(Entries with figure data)
_ _ _ _ _ _ _

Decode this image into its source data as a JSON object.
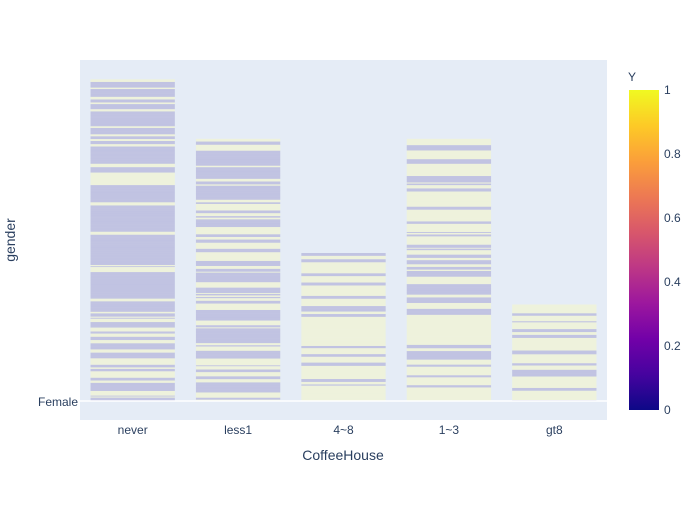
{
  "chart_data": {
    "type": "bar",
    "title": "",
    "xlabel": "CoffeeHouse",
    "ylabel": "gender",
    "categories": [
      "never",
      "less1",
      "4~8",
      "1~3",
      "gt8"
    ],
    "y_tick_labels": [
      "Female"
    ],
    "values": [
      1,
      0.815,
      0.46,
      0.815,
      0.3
    ],
    "ylim": [
      0,
      1.06
    ],
    "bar_style": "stacked segments colored by Y (0 = blue-purple, 1 = pale yellow) at 0.2 opacity",
    "color_scale": {
      "title": "Y",
      "range": [
        0,
        1
      ],
      "ticks": [
        "0",
        "0.2",
        "0.4",
        "0.6",
        "0.8",
        "1"
      ],
      "colors": [
        "#0d0887",
        "#46039f",
        "#7201a8",
        "#9c179e",
        "#bd3786",
        "#d8576b",
        "#ed7953",
        "#fb9f3a",
        "#fdca26",
        "#f0f921"
      ]
    },
    "stripe_mix_yellow_share": [
      0.25,
      0.45,
      0.8,
      0.7,
      0.75
    ]
  }
}
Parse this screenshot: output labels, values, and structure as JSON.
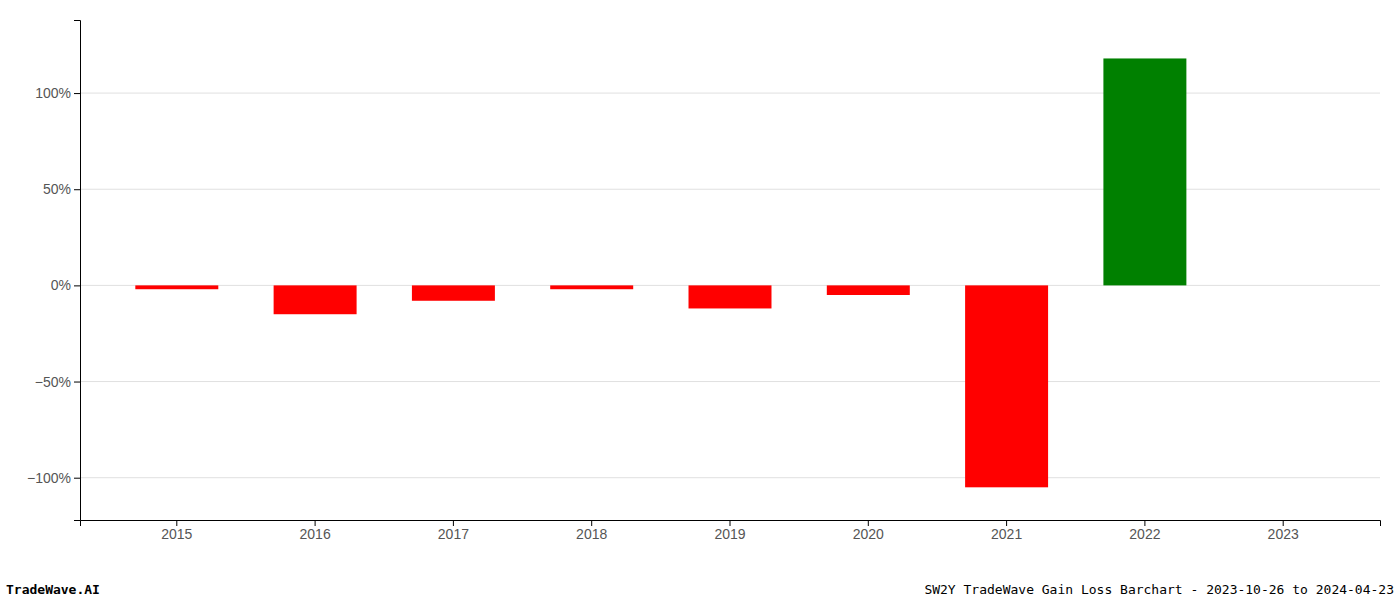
{
  "chart_data": {
    "type": "bar",
    "categories": [
      "2015",
      "2016",
      "2017",
      "2018",
      "2019",
      "2020",
      "2021",
      "2022",
      "2023"
    ],
    "values": [
      -0.02,
      -0.15,
      -0.08,
      -0.02,
      -0.12,
      -0.05,
      -1.05,
      1.18,
      0.0
    ],
    "colors": [
      "#ff0000",
      "#ff0000",
      "#ff0000",
      "#ff0000",
      "#ff0000",
      "#ff0000",
      "#ff0000",
      "#008000",
      "#ffffff"
    ],
    "ylim": [
      -1.22,
      1.38
    ],
    "yticks": [
      {
        "value": -1.0,
        "label": "−100%"
      },
      {
        "value": -0.5,
        "label": "−50%"
      },
      {
        "value": 0.0,
        "label": "0%"
      },
      {
        "value": 0.5,
        "label": "50%"
      },
      {
        "value": 1.0,
        "label": "100%"
      }
    ],
    "grid": true,
    "annotations": [
      "TradeWave.AI",
      "SW2Y TradeWave Gain Loss Barchart - 2023-10-26 to 2024-04-23"
    ]
  }
}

_ _ _ _ _ _ _

### What you are asked to do
Return the entries unchanged, save for the pictures, which do not belong in the copy.

### Answer to the task
Decode this image into its source data as a JSON object.
{
  "chart_data": {
    "type": "bar",
    "title": "",
    "xlabel": "CoffeeHouse",
    "ylabel": "gender",
    "categories": [
      "never",
      "less1",
      "4~8",
      "1~3",
      "gt8"
    ],
    "y_tick_labels": [
      "Female"
    ],
    "values": [
      1,
      0.815,
      0.46,
      0.815,
      0.3
    ],
    "ylim": [
      0,
      1.06
    ],
    "bar_style": "stacked segments colored by Y (0 = blue-purple, 1 = pale yellow) at 0.2 opacity",
    "color_scale": {
      "title": "Y",
      "range": [
        0,
        1
      ],
      "ticks": [
        "0",
        "0.2",
        "0.4",
        "0.6",
        "0.8",
        "1"
      ],
      "colors": [
        "#0d0887",
        "#46039f",
        "#7201a8",
        "#9c179e",
        "#bd3786",
        "#d8576b",
        "#ed7953",
        "#fb9f3a",
        "#fdca26",
        "#f0f921"
      ]
    },
    "stripe_mix_yellow_share": [
      0.25,
      0.45,
      0.8,
      0.7,
      0.75
    ]
  }
}
Parse this screenshot: output labels, values, and structure as JSON.
{
  "chart_data": {
    "type": "bar",
    "categories": [
      "2015",
      "2016",
      "2017",
      "2018",
      "2019",
      "2020",
      "2021",
      "2022",
      "2023"
    ],
    "values": [
      -0.02,
      -0.15,
      -0.08,
      -0.02,
      -0.12,
      -0.05,
      -1.05,
      1.18,
      0.0
    ],
    "colors": [
      "#ff0000",
      "#ff0000",
      "#ff0000",
      "#ff0000",
      "#ff0000",
      "#ff0000",
      "#ff0000",
      "#008000",
      "#ffffff"
    ],
    "ylim": [
      -1.22,
      1.38
    ],
    "yticks": [
      {
        "value": -1.0,
        "label": "−100%"
      },
      {
        "value": -0.5,
        "label": "−50%"
      },
      {
        "value": 0.0,
        "label": "0%"
      },
      {
        "value": 0.5,
        "label": "50%"
      },
      {
        "value": 1.0,
        "label": "100%"
      }
    ],
    "grid": true,
    "annotations": [
      "TradeWave.AI",
      "SW2Y TradeWave Gain Loss Barchart - 2023-10-26 to 2024-04-23"
    ]
  }
}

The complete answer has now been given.